=== WORK TO DO ===
The data must be returned in full and exactly as given.

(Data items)
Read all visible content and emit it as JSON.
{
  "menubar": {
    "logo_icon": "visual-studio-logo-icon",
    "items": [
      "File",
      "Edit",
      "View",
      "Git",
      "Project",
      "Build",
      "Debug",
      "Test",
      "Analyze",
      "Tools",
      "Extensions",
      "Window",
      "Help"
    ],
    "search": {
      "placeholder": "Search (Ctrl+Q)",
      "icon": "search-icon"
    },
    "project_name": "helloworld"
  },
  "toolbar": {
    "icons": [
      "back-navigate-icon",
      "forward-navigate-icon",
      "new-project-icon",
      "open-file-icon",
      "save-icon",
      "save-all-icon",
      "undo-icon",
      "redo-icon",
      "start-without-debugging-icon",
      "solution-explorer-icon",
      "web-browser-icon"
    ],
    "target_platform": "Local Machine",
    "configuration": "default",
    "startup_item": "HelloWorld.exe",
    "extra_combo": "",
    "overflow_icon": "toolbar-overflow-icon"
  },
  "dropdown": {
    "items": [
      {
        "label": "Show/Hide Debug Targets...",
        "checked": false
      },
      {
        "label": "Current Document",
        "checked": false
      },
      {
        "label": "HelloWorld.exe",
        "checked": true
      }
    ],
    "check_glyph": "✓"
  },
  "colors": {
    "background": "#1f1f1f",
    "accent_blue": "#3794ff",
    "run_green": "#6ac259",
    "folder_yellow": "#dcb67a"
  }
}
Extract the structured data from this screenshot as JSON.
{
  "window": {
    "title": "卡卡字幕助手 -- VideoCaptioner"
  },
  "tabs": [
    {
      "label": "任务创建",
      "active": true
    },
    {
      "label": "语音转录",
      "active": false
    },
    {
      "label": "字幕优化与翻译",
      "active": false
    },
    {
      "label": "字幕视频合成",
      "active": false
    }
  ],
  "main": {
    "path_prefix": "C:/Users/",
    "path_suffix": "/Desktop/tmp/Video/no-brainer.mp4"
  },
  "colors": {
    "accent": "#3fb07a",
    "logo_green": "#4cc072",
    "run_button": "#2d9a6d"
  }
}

=== OUTPUT OF THE TASK ===
Read all visible content and emit it as JSON.
{
  "menubar": {
    "logo_icon": "visual-studio-logo-icon",
    "items": [
      "File",
      "Edit",
      "View",
      "Git",
      "Project",
      "Build",
      "Debug",
      "Test",
      "Analyze",
      "Tools",
      "Extensions",
      "Window",
      "Help"
    ],
    "search": {
      "placeholder": "Search (Ctrl+Q)",
      "icon": "search-icon"
    },
    "project_name": "helloworld"
  },
  "toolbar": {
    "icons": [
      "back-navigate-icon",
      "forward-navigate-icon",
      "new-project-icon",
      "open-file-icon",
      "save-icon",
      "save-all-icon",
      "undo-icon",
      "redo-icon",
      "start-without-debugging-icon",
      "solution-explorer-icon",
      "web-browser-icon"
    ],
    "target_platform": "Local Machine",
    "configuration": "default",
    "startup_item": "HelloWorld.exe",
    "extra_combo": "",
    "overflow_icon": "toolbar-overflow-icon"
  },
  "dropdown": {
    "items": [
      {
        "label": "Show/Hide Debug Targets...",
        "checked": false
      },
      {
        "label": "Current Document",
        "checked": false
      },
      {
        "label": "HelloWorld.exe",
        "checked": true
      }
    ],
    "check_glyph": "✓"
  },
  "colors": {
    "background": "#1f1f1f",
    "accent_blue": "#3794ff",
    "run_green": "#6ac259",
    "folder_yellow": "#dcb67a"
  }
}
Extract the structured data from this screenshot as JSON.
{
  "window": {
    "title": "卡卡字幕助手 -- VideoCaptioner"
  },
  "tabs": [
    {
      "label": "任务创建",
      "active": true
    },
    {
      "label": "语音转录",
      "active": false
    },
    {
      "label": "字幕优化与翻译",
      "active": false
    },
    {
      "label": "字幕视频合成",
      "active": false
    }
  ],
  "main": {
    "path_prefix": "C:/Users/",
    "path_suffix": "/Desktop/tmp/Video/no-brainer.mp4"
  },
  "colors": {
    "accent": "#3fb07a",
    "logo_green": "#4cc072",
    "run_button": "#2d9a6d"
  }
}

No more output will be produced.